→ What is required: Give every entry again, word for word.

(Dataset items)
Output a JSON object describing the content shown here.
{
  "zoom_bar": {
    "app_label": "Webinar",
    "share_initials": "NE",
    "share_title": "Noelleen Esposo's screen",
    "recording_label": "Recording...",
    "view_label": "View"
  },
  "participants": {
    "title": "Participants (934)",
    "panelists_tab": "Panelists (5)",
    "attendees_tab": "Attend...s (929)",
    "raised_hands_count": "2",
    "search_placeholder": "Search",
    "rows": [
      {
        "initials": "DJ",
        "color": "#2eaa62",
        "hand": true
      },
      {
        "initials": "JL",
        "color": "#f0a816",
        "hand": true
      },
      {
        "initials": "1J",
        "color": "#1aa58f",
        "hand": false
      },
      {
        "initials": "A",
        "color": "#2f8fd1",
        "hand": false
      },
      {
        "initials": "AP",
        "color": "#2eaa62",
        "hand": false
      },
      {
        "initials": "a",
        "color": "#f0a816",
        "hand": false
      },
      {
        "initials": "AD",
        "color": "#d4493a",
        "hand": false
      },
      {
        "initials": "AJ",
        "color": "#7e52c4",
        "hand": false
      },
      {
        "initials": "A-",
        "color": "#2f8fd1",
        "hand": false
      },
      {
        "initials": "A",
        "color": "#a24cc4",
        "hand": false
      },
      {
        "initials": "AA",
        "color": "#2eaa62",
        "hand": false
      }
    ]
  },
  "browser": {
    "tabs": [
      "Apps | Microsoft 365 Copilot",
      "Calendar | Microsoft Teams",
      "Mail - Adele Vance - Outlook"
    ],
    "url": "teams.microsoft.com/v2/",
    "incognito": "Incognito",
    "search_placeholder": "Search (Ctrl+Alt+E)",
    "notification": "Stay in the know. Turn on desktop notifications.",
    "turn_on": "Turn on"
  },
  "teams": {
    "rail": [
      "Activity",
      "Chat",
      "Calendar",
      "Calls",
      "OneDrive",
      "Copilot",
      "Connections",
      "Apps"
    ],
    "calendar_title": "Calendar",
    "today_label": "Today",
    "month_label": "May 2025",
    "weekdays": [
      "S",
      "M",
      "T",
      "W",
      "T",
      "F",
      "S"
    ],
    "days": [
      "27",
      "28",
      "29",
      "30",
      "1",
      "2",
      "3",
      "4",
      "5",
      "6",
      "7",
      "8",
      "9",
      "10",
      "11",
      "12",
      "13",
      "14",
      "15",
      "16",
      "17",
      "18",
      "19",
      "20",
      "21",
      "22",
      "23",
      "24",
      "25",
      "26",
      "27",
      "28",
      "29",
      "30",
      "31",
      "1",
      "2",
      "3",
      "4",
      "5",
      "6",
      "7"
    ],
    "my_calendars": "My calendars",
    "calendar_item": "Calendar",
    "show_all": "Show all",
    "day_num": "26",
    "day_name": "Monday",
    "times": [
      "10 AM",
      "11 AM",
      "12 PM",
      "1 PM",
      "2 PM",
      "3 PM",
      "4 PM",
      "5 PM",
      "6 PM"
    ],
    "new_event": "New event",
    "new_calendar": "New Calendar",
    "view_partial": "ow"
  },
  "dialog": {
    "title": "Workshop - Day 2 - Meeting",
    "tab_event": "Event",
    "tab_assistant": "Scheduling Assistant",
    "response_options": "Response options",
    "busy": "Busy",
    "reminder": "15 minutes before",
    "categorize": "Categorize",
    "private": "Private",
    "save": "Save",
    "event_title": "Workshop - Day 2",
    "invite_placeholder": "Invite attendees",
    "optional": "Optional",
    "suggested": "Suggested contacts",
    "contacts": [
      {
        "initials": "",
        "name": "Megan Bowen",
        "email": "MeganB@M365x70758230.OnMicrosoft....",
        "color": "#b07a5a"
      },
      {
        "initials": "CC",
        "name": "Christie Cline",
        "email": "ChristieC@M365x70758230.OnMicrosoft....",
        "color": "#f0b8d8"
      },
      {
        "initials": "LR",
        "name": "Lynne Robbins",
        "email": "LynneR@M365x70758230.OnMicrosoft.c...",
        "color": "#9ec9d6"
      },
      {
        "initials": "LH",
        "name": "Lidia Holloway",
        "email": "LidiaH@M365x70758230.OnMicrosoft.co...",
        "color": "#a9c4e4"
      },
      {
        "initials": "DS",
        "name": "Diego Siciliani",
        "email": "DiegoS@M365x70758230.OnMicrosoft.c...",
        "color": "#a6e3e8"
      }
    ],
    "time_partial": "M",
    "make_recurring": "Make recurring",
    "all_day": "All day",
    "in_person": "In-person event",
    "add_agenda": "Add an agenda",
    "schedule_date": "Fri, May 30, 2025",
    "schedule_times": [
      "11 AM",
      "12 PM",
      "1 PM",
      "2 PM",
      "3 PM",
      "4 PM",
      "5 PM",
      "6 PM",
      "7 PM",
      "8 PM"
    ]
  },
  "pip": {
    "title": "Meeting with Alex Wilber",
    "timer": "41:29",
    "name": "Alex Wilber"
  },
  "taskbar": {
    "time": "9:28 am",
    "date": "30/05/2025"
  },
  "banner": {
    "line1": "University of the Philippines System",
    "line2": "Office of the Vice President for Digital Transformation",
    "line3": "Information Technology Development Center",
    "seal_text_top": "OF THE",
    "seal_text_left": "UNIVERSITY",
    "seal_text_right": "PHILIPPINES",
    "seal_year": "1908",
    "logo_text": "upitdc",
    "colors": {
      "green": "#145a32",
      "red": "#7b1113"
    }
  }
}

→ Output for this task:
Output a JSON object describing the content shown here.
{
  "zoom_bar": {
    "app_label": "Webinar",
    "share_initials": "NE",
    "share_title": "Noelleen Esposo's screen",
    "recording_label": "Recording...",
    "view_label": "View"
  },
  "participants": {
    "title": "Participants (934)",
    "panelists_tab": "Panelists (5)",
    "attendees_tab": "Attend...s (929)",
    "raised_hands_count": "2",
    "search_placeholder": "Search",
    "rows": [
      {
        "initials": "DJ",
        "color": "#2eaa62",
        "hand": true
      },
      {
        "initials": "JL",
        "color": "#f0a816",
        "hand": true
      },
      {
        "initials": "1J",
        "color": "#1aa58f",
        "hand": false
      },
      {
        "initials": "A",
        "color": "#2f8fd1",
        "hand": false
      },
      {
        "initials": "AP",
        "color": "#2eaa62",
        "hand": false
      },
      {
        "initials": "a",
        "color": "#f0a816",
        "hand": false
      },
      {
        "initials": "AD",
        "color": "#d4493a",
        "hand": false
      },
      {
        "initials": "AJ",
        "color": "#7e52c4",
        "hand": false
      },
      {
        "initials": "A-",
        "color": "#2f8fd1",
        "hand": false
      },
      {
        "initials": "A",
        "color": "#a24cc4",
        "hand": false
      },
      {
        "initials": "AA",
        "color": "#2eaa62",
        "hand": false
      }
    ]
  },
  "browser": {
    "tabs": [
      "Apps | Microsoft 365 Copilot",
      "Calendar | Microsoft Teams",
      "Mail - Adele Vance - Outlook"
    ],
    "url": "teams.microsoft.com/v2/",
    "incognito": "Incognito",
    "search_placeholder": "Search (Ctrl+Alt+E)",
    "notification": "Stay in the know. Turn on desktop notifications.",
    "turn_on": "Turn on"
  },
  "teams": {
    "rail": [
      "Activity",
      "Chat",
      "Calendar",
      "Calls",
      "OneDrive",
      "Copilot",
      "Connections",
      "Apps"
    ],
    "calendar_title": "Calendar",
    "today_label": "Today",
    "month_label": "May 2025",
    "weekdays": [
      "S",
      "M",
      "T",
      "W",
      "T",
      "F",
      "S"
    ],
    "days": [
      "27",
      "28",
      "29",
      "30",
      "1",
      "2",
      "3",
      "4",
      "5",
      "6",
      "7",
      "8",
      "9",
      "10",
      "11",
      "12",
      "13",
      "14",
      "15",
      "16",
      "17",
      "18",
      "19",
      "20",
      "21",
      "22",
      "23",
      "24",
      "25",
      "26",
      "27",
      "28",
      "29",
      "30",
      "31",
      "1",
      "2",
      "3",
      "4",
      "5",
      "6",
      "7"
    ],
    "my_calendars": "My calendars",
    "calendar_item": "Calendar",
    "show_all": "Show all",
    "day_num": "26",
    "day_name": "Monday",
    "times": [
      "10 AM",
      "11 AM",
      "12 PM",
      "1 PM",
      "2 PM",
      "3 PM",
      "4 PM",
      "5 PM",
      "6 PM"
    ],
    "new_event": "New event",
    "new_calendar": "New Calendar",
    "view_partial": "ow"
  },
  "dialog": {
    "title": "Workshop - Day 2 - Meeting",
    "tab_event": "Event",
    "tab_assistant": "Scheduling Assistant",
    "response_options": "Response options",
    "busy": "Busy",
    "reminder": "15 minutes before",
    "categorize": "Categorize",
    "private": "Private",
    "save": "Save",
    "event_title": "Workshop - Day 2",
    "invite_placeholder": "Invite attendees",
    "optional": "Optional",
    "suggested": "Suggested contacts",
    "contacts": [
      {
        "initials": "",
        "name": "Megan Bowen",
        "email": "MeganB@M365x70758230.OnMicrosoft....",
        "color": "#b07a5a"
      },
      {
        "initials": "CC",
        "name": "Christie Cline",
        "email": "ChristieC@M365x70758230.OnMicrosoft....",
        "color": "#f0b8d8"
      },
      {
        "initials": "LR",
        "name": "Lynne Robbins",
        "email": "LynneR@M365x70758230.OnMicrosoft.c...",
        "color": "#9ec9d6"
      },
      {
        "initials": "LH",
        "name": "Lidia Holloway",
        "email": "LidiaH@M365x70758230.OnMicrosoft.co...",
        "color": "#a9c4e4"
      },
      {
        "initials": "DS",
        "name": "Diego Siciliani",
        "email": "DiegoS@M365x70758230.OnMicrosoft.c...",
        "color": "#a6e3e8"
      }
    ],
    "time_partial": "M",
    "make_recurring": "Make recurring",
    "all_day": "All day",
    "in_person": "In-person event",
    "add_agenda": "Add an agenda",
    "schedule_date": "Fri, May 30, 2025",
    "schedule_times": [
      "11 AM",
      "12 PM",
      "1 PM",
      "2 PM",
      "3 PM",
      "4 PM",
      "5 PM",
      "6 PM",
      "7 PM",
      "8 PM"
    ]
  },
  "pip": {
    "title": "Meeting with Alex Wilber",
    "timer": "41:29",
    "name": "Alex Wilber"
  },
  "taskbar": {
    "time": "9:28 am",
    "date": "30/05/2025"
  },
  "banner": {
    "line1": "University of the Philippines System",
    "line2": "Office of the Vice President for Digital Transformation",
    "line3": "Information Technology Development Center",
    "seal_text_top": "OF THE",
    "seal_text_left": "UNIVERSITY",
    "seal_text_right": "PHILIPPINES",
    "seal_year": "1908",
    "logo_text": "upitdc",
    "colors": {
      "green": "#145a32",
      "red": "#7b1113"
    }
  }
}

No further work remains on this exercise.